→ **CHALLENGE**: Work out how many lines hold "الله". Give the number and nothing else.

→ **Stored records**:
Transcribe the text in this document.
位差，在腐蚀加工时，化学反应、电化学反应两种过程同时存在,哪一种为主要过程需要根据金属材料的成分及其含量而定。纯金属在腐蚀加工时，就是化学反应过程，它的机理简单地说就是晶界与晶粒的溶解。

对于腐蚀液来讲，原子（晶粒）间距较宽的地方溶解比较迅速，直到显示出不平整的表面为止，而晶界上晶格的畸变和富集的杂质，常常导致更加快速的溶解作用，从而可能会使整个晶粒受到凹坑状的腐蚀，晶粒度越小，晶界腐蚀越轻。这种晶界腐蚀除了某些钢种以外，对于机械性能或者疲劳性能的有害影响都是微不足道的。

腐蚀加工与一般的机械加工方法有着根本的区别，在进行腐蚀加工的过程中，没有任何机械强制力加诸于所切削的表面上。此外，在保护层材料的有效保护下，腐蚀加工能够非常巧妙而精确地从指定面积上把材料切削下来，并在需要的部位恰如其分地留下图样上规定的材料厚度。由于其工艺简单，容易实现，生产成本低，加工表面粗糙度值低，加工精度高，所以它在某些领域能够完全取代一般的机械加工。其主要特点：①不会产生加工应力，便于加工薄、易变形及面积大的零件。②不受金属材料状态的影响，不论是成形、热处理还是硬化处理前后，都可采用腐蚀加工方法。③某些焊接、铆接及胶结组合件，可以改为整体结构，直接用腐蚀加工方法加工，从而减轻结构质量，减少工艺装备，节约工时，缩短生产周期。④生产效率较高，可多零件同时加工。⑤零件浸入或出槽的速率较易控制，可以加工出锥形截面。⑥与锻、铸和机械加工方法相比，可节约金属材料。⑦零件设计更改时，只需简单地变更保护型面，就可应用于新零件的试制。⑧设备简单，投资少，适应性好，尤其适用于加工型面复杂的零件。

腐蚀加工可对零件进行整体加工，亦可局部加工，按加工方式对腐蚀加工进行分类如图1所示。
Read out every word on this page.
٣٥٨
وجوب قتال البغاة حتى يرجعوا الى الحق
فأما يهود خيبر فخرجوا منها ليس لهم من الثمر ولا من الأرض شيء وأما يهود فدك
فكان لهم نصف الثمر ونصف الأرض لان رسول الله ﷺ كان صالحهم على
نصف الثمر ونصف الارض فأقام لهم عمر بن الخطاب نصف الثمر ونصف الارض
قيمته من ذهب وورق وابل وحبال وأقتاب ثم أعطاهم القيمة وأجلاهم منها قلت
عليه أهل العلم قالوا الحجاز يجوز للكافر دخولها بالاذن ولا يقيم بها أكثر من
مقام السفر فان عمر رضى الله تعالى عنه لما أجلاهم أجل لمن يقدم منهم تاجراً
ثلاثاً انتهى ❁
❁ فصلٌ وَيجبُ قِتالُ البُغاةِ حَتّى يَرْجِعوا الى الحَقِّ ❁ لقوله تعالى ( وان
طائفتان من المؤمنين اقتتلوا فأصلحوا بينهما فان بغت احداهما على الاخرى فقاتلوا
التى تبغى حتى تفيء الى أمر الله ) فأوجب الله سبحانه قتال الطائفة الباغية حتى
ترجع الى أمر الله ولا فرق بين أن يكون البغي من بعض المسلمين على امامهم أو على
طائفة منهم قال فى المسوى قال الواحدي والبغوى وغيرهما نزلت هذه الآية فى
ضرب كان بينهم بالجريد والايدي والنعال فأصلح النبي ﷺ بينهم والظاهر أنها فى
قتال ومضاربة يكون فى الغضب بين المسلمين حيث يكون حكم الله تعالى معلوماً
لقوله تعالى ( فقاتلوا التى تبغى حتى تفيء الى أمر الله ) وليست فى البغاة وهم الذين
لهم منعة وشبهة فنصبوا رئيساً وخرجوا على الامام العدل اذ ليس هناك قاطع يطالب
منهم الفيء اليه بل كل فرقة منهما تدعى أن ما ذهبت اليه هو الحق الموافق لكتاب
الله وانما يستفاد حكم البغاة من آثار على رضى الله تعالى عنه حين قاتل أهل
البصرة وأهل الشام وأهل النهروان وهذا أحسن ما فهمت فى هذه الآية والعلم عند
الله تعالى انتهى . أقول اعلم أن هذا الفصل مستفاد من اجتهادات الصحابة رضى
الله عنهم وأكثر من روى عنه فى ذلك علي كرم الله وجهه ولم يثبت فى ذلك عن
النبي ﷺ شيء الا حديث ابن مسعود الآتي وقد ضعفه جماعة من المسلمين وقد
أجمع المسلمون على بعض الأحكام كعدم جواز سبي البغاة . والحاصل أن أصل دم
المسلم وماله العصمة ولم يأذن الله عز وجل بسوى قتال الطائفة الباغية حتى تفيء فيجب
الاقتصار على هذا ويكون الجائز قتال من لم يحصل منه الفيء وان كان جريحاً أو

→ **FULL RESPONSE**: 10